## Brief
Work out how many lines in the material below contain the string "spring", matching case exactly. Give only the number.

## Material for this task
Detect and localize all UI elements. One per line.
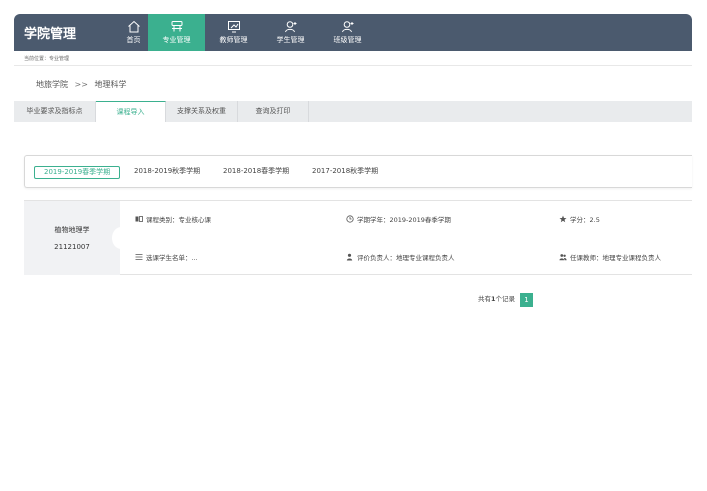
home-icon bbox=[127, 20, 140, 33]
nav-label-student: 学生管理 bbox=[276, 36, 305, 44]
course-credit-text: 学分：2.5 bbox=[570, 216, 600, 224]
breadcrumb: 地旅学院 >> 地理科学 bbox=[36, 79, 127, 90]
nav-label-teacher: 教师管理 bbox=[219, 36, 248, 44]
term-2019-spring[interactable]: 2019-2019春季学期 bbox=[34, 166, 121, 179]
tab-query-print[interactable]: 查询及打印 bbox=[238, 101, 309, 122]
student-icon bbox=[284, 21, 296, 33]
tab-course-import[interactable]: 课程导入 bbox=[96, 101, 166, 122]
person-icon bbox=[346, 253, 353, 261]
course-teacher: 任课教师：地理专业课程负责人 bbox=[559, 252, 661, 262]
divider bbox=[14, 65, 692, 66]
card-notch bbox=[112, 227, 130, 249]
course-students[interactable]: 选课学生名单：... bbox=[135, 252, 198, 262]
major-icon bbox=[171, 21, 182, 32]
list-icon bbox=[135, 254, 143, 260]
course-evaluator: 评价负责人：地理专业课程负责人 bbox=[346, 252, 455, 262]
nav-label-class: 班级管理 bbox=[333, 36, 362, 44]
teacher-icon bbox=[227, 21, 240, 33]
course-summary: 植物地理学 21121007 bbox=[24, 201, 120, 275]
clock-icon bbox=[346, 215, 354, 223]
course-students-text: 选课学生名单：... bbox=[146, 254, 198, 262]
term-selector: 2019-2019春季学期 2018-2019秋季学期 2018-2018春季学… bbox=[24, 155, 692, 188]
breadcrumb-major: 地理科学 bbox=[94, 80, 127, 89]
nav-item-class[interactable]: 班级管理 bbox=[319, 14, 376, 51]
nav-item-student[interactable]: 学生管理 bbox=[262, 14, 319, 51]
course-category-text: 课程类别：专业核心课 bbox=[146, 216, 211, 224]
nav-item-major[interactable]: 专业管理 bbox=[148, 14, 205, 51]
record-count-prefix: 共有 bbox=[478, 295, 491, 303]
course-name: 植物地理学 bbox=[54, 226, 90, 234]
nav-label-major: 专业管理 bbox=[162, 36, 191, 44]
star-icon bbox=[559, 215, 567, 223]
term-2018-2019-autumn[interactable]: 2018-2019秋季学期 bbox=[125, 166, 209, 179]
record-count: 共有1个记录 bbox=[478, 293, 515, 303]
course-evaluator-text: 评价负责人：地理专业课程负责人 bbox=[357, 254, 455, 262]
course-term: 学期学年：2019-2019春季学期 bbox=[346, 214, 451, 224]
top-nav-bar: 学院管理 首页 专业管理 教师管理 学生管理 班级管理 bbox=[14, 14, 692, 51]
tab-support-weights[interactable]: 支撑关系及权重 bbox=[166, 101, 238, 122]
term-2017-2018-autumn[interactable]: 2017-2018秋季学期 bbox=[303, 166, 387, 179]
users-icon bbox=[559, 254, 567, 261]
category-icon bbox=[135, 216, 143, 222]
breadcrumb-separator: >> bbox=[74, 80, 88, 89]
course-teacher-text: 任课教师：地理专业课程负责人 bbox=[570, 254, 661, 262]
current-location: 当前位置：专业管理 bbox=[24, 56, 70, 62]
course-code: 21121007 bbox=[54, 243, 90, 251]
term-2018-spring[interactable]: 2018-2018春季学期 bbox=[214, 166, 298, 179]
tab-graduation-requirements[interactable]: 毕业要求及指标点 bbox=[14, 101, 96, 122]
course-term-text: 学期学年：2019-2019春季学期 bbox=[357, 216, 451, 224]
nav-item-teacher[interactable]: 教师管理 bbox=[205, 14, 262, 51]
page-button-current[interactable]: 1 bbox=[520, 293, 533, 307]
course-category: 课程类别：专业核心课 bbox=[135, 214, 211, 224]
tab-bar: 毕业要求及指标点 课程导入 支撑关系及权重 查询及打印 bbox=[14, 101, 692, 122]
record-count-suffix: 个记录 bbox=[495, 295, 516, 303]
course-card[interactable]: 植物地理学 21121007 课程类别：专业核心课 学期学年：2019-2019… bbox=[24, 200, 692, 275]
breadcrumb-college[interactable]: 地旅学院 bbox=[36, 80, 68, 89]
class-icon bbox=[341, 21, 353, 33]
app-title: 学院管理 bbox=[24, 27, 77, 42]
course-credit: 学分：2.5 bbox=[559, 214, 600, 224]
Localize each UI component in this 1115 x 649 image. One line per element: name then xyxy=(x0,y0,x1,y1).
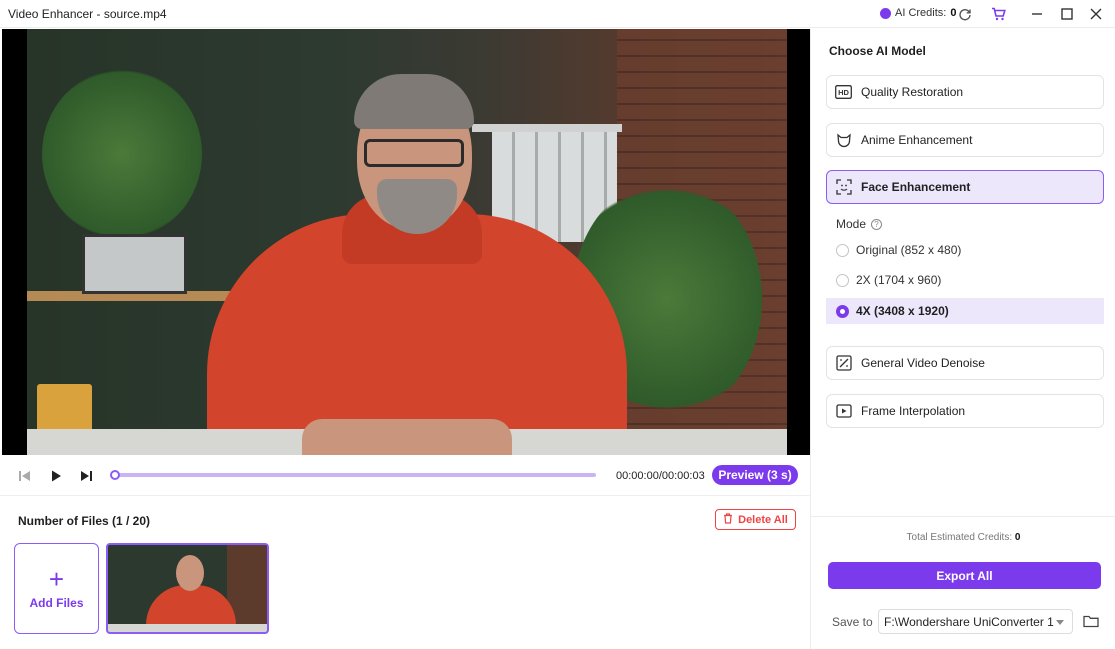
video-preview[interactable] xyxy=(2,29,810,455)
add-files-label: Add Files xyxy=(29,595,84,610)
mode-option-label: Original (852 x 480) xyxy=(856,243,962,257)
frame-icon xyxy=(835,403,852,420)
play-icon[interactable] xyxy=(48,468,64,484)
mode-option-original[interactable]: Original (852 x 480) xyxy=(826,237,1104,263)
plus-icon: + xyxy=(48,563,65,594)
model-general-video-denoise[interactable]: General Video Denoise xyxy=(826,346,1104,380)
model-quality-restoration[interactable]: HD Quality Restoration xyxy=(826,75,1104,109)
svg-text:HD: HD xyxy=(838,88,849,97)
help-icon[interactable]: ? xyxy=(871,218,883,230)
files-count-label: Number of Files (1 / 20) xyxy=(18,514,151,528)
trash-icon xyxy=(723,512,733,527)
mode-option-4x[interactable]: 4X (3408 x 1920) xyxy=(826,298,1104,324)
refresh-icon[interactable] xyxy=(956,5,974,23)
progress-track[interactable] xyxy=(112,473,596,477)
model-frame-interpolation[interactable]: Frame Interpolation xyxy=(826,394,1104,428)
mode-option-label: 2X (1704 x 960) xyxy=(856,273,942,287)
mode-label-row: Mode ? xyxy=(836,217,883,231)
hd-icon: HD xyxy=(835,84,852,101)
face-scan-icon xyxy=(835,179,852,196)
add-files-button[interactable]: + Add Files xyxy=(14,543,99,634)
model-label: Face Enhancement xyxy=(861,180,971,194)
maximize-icon[interactable] xyxy=(1058,5,1076,23)
estimated-credits-label: Total Estimated Credits: xyxy=(906,532,1013,543)
model-label: Quality Restoration xyxy=(861,85,964,99)
estimated-credits-value: 0 xyxy=(1014,532,1021,543)
model-anime-enhancement[interactable]: Anime Enhancement xyxy=(826,123,1104,157)
mode-option-label: 4X (3408 x 1920) xyxy=(856,304,949,318)
export-all-button[interactable]: Export All xyxy=(828,562,1101,589)
window-title: Video Enhancer - source.mp4 xyxy=(8,7,167,21)
model-face-enhancement[interactable]: Face Enhancement xyxy=(826,170,1104,204)
delete-all-label: Delete All xyxy=(738,513,788,526)
video-enhancer-window: Video Enhancer - source.mp4 AI Credits: … xyxy=(0,0,1115,649)
progress-handle[interactable] xyxy=(110,470,120,480)
chevron-down-icon xyxy=(1056,620,1064,625)
title-bar: Video Enhancer - source.mp4 AI Credits: … xyxy=(0,0,1115,28)
model-label: Frame Interpolation xyxy=(861,404,966,418)
mode-label: Mode xyxy=(836,217,867,231)
save-to-label: Save to xyxy=(832,615,873,629)
mode-option-2x[interactable]: 2X (1704 x 960) xyxy=(826,267,1104,293)
previous-frame-icon[interactable] xyxy=(17,468,33,484)
save-path-value: F:\Wondershare UniConverter 1 xyxy=(884,614,1054,629)
coin-icon xyxy=(880,7,891,19)
preview-button[interactable]: Preview (3 s) xyxy=(712,465,798,485)
close-icon[interactable] xyxy=(1087,5,1105,23)
mode-options: Mode ? Original (852 x 480) 2X (1704 x 9… xyxy=(826,206,1104,334)
ai-credits-label: AI Credits: xyxy=(895,7,947,19)
folder-icon[interactable] xyxy=(1082,612,1100,630)
ai-model-panel: Choose AI Model HD Quality Restoration A… xyxy=(810,29,1115,649)
estimated-credits: Total Estimated Credits: 0 xyxy=(811,532,1115,543)
minimize-icon[interactable] xyxy=(1028,5,1046,23)
next-frame-icon[interactable] xyxy=(78,468,94,484)
time-readout: 00:00:00/00:00:03 xyxy=(616,470,705,482)
radio-icon xyxy=(836,273,849,287)
save-path-select[interactable]: F:\Wondershare UniConverter 1 xyxy=(878,609,1073,634)
radio-icon xyxy=(836,243,849,257)
model-label: Anime Enhancement xyxy=(861,133,973,147)
ai-credits: AI Credits: 0 xyxy=(880,7,956,19)
video-thumbnail[interactable] xyxy=(106,543,269,634)
denoise-icon xyxy=(835,355,852,372)
cart-icon[interactable] xyxy=(989,5,1007,23)
anime-icon xyxy=(835,132,852,149)
delete-all-button[interactable]: Delete All xyxy=(715,509,796,530)
model-label: General Video Denoise xyxy=(861,356,985,370)
radio-selected-icon xyxy=(836,304,849,318)
panel-title: Choose AI Model xyxy=(829,44,926,58)
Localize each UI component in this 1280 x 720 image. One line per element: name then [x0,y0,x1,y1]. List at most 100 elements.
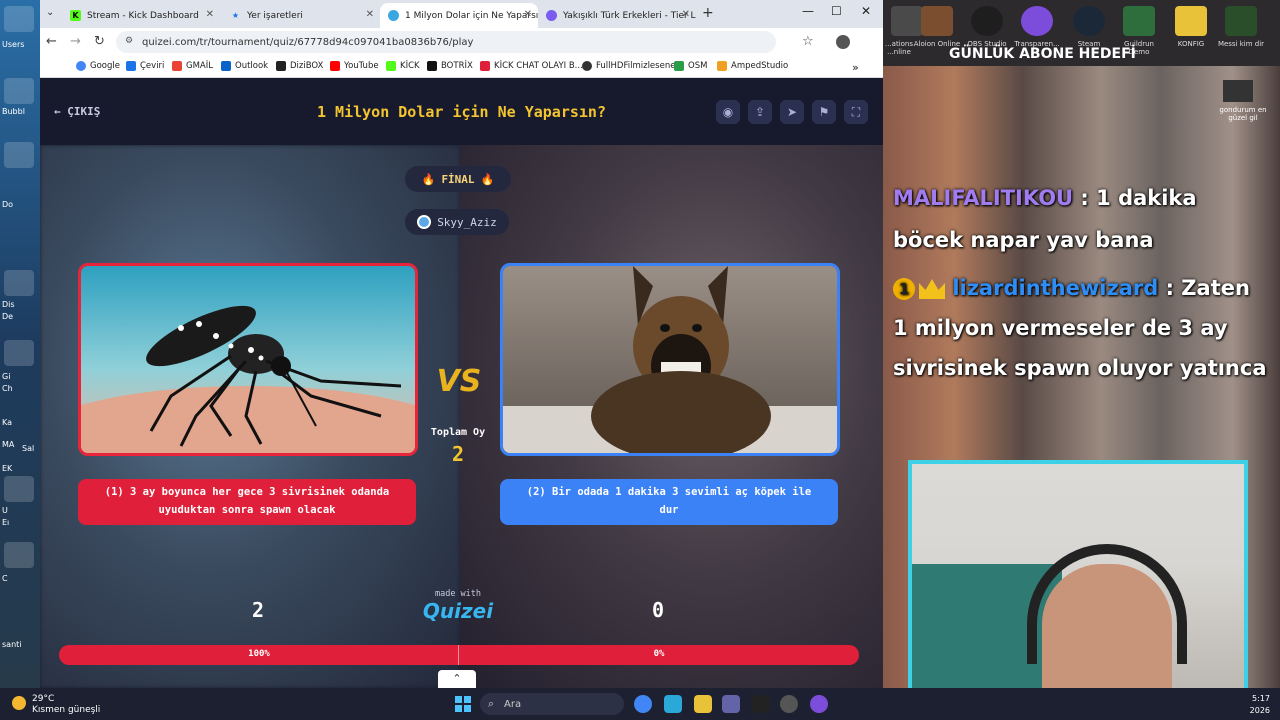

## Solved problem
2